PROMPT: Narrow the data below down to the lines containing "JSON".

THE RECORDS:
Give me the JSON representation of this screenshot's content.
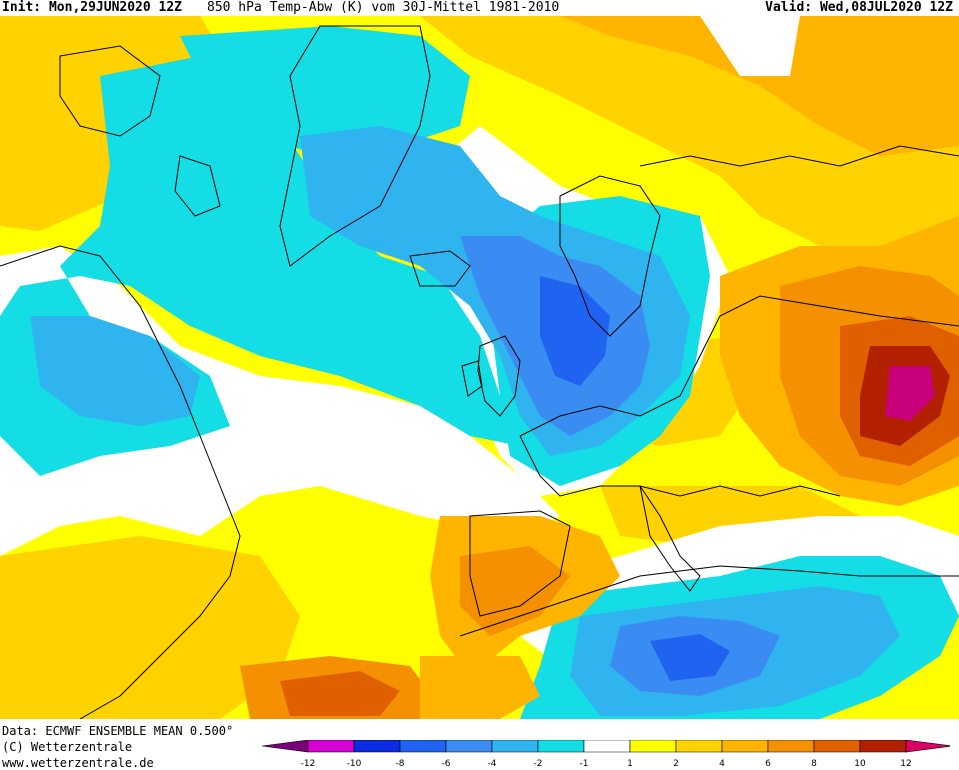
{
  "header": {
    "init": "Init: Mon,29JUN2020 12Z",
    "title": "850 hPa Temp-Abw (K) vom 30J-Mittel 1981-2010",
    "valid": "Valid: Wed,08JUL2020 12Z"
  },
  "footer": {
    "data_line": "Data: ECMWF ENSEMBLE MEAN 0.500°",
    "copyright": "(C) Wetterzentrale",
    "url": "www.wetterzentrale.de"
  },
  "colorbar": {
    "colors": [
      "#7a007a",
      "#d400d4",
      "#0a2be0",
      "#1f63f0",
      "#3b8cf2",
      "#2fb4f0",
      "#14dde6",
      "#ffffff",
      "#ffff00",
      "#ffd200",
      "#ffb400",
      "#f59000",
      "#e06000",
      "#b22000",
      "#dc0064"
    ],
    "ticks": [
      "-12",
      "-10",
      "-8",
      "-6",
      "-4",
      "-2",
      "-1",
      "1",
      "2",
      "4",
      "6",
      "8",
      "10",
      "12"
    ]
  },
  "map_colors": {
    "white": "#ffffff",
    "y1": "#ffff00",
    "y2": "#ffd200",
    "y3": "#ffb400",
    "o1": "#f59000",
    "o2": "#e06000",
    "r1": "#b22000",
    "m1": "#c8007a",
    "c1": "#14dde6",
    "c2": "#2fb4f0",
    "c3": "#3b8cf2",
    "c4": "#1f63f0",
    "coast": "#000000"
  }
}
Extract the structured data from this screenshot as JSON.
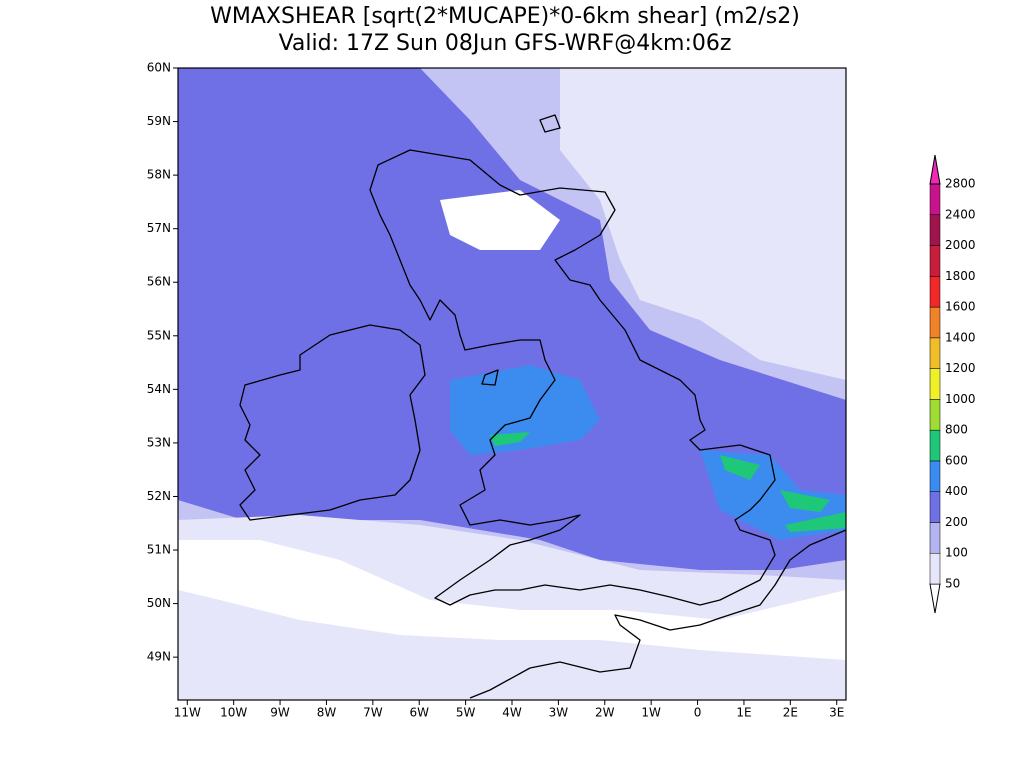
{
  "title": "WMAXSHEAR [sqrt(2*MUCAPE)*0-6km shear] (m2/s2)",
  "subtitle": "Valid: 17Z Sun 08Jun GFS-WRF@4km:06z",
  "map": {
    "lon_range": [
      -11.2,
      3.2
    ],
    "lat_range": [
      48.2,
      60
    ]
  },
  "lat_ticks": [
    {
      "value": 60,
      "label": "60N"
    },
    {
      "value": 59,
      "label": "59N"
    },
    {
      "value": 58,
      "label": "58N"
    },
    {
      "value": 57,
      "label": "57N"
    },
    {
      "value": 56,
      "label": "56N"
    },
    {
      "value": 55,
      "label": "55N"
    },
    {
      "value": 54,
      "label": "54N"
    },
    {
      "value": 53,
      "label": "53N"
    },
    {
      "value": 52,
      "label": "52N"
    },
    {
      "value": 51,
      "label": "51N"
    },
    {
      "value": 50,
      "label": "50N"
    },
    {
      "value": 49,
      "label": "49N"
    }
  ],
  "lon_ticks": [
    {
      "value": -11,
      "label": "11W"
    },
    {
      "value": -10,
      "label": "10W"
    },
    {
      "value": -9,
      "label": "9W"
    },
    {
      "value": -8,
      "label": "8W"
    },
    {
      "value": -7,
      "label": "7W"
    },
    {
      "value": -6,
      "label": "6W"
    },
    {
      "value": -5,
      "label": "5W"
    },
    {
      "value": -4,
      "label": "4W"
    },
    {
      "value": -3,
      "label": "3W"
    },
    {
      "value": -2,
      "label": "2W"
    },
    {
      "value": -1,
      "label": "1W"
    },
    0,
    {
      "value": 1,
      "label": "1E"
    },
    {
      "value": 2,
      "label": "2E"
    },
    {
      "value": 3,
      "label": "3E"
    }
  ],
  "colorbar": {
    "levels": [
      50,
      100,
      200,
      400,
      600,
      800,
      1000,
      1200,
      1400,
      1600,
      1800,
      2000,
      2400,
      2800
    ],
    "colors": [
      "#ffffff",
      "#e6e6fa",
      "#b4b4f0",
      "#7070e6",
      "#3c8cf0",
      "#1ec878",
      "#a0dc32",
      "#f0f028",
      "#f0be28",
      "#f08228",
      "#f02828",
      "#c81e3c",
      "#a0144b",
      "#c8148c",
      "#f028b4"
    ]
  }
}
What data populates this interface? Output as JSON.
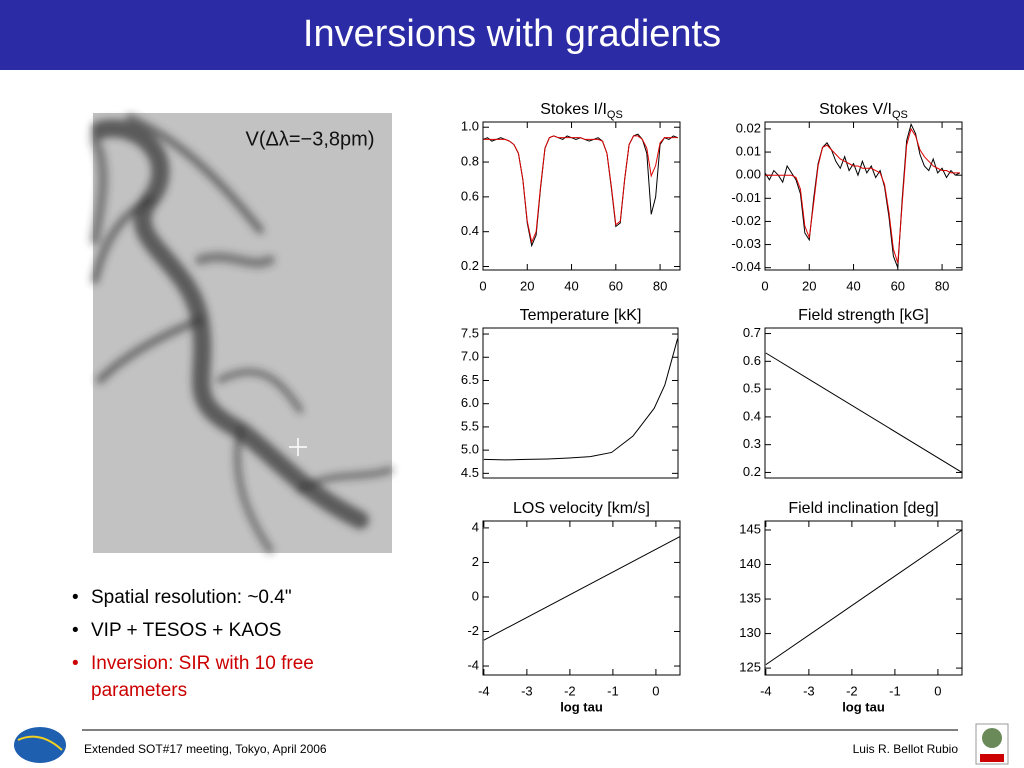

SOLUTION TO THIS PROBLEM:
Give me the JSON representation of this screenshot's content.
Extract the structured data from this screenshot as JSON.
What data populates this interface? Output as JSON.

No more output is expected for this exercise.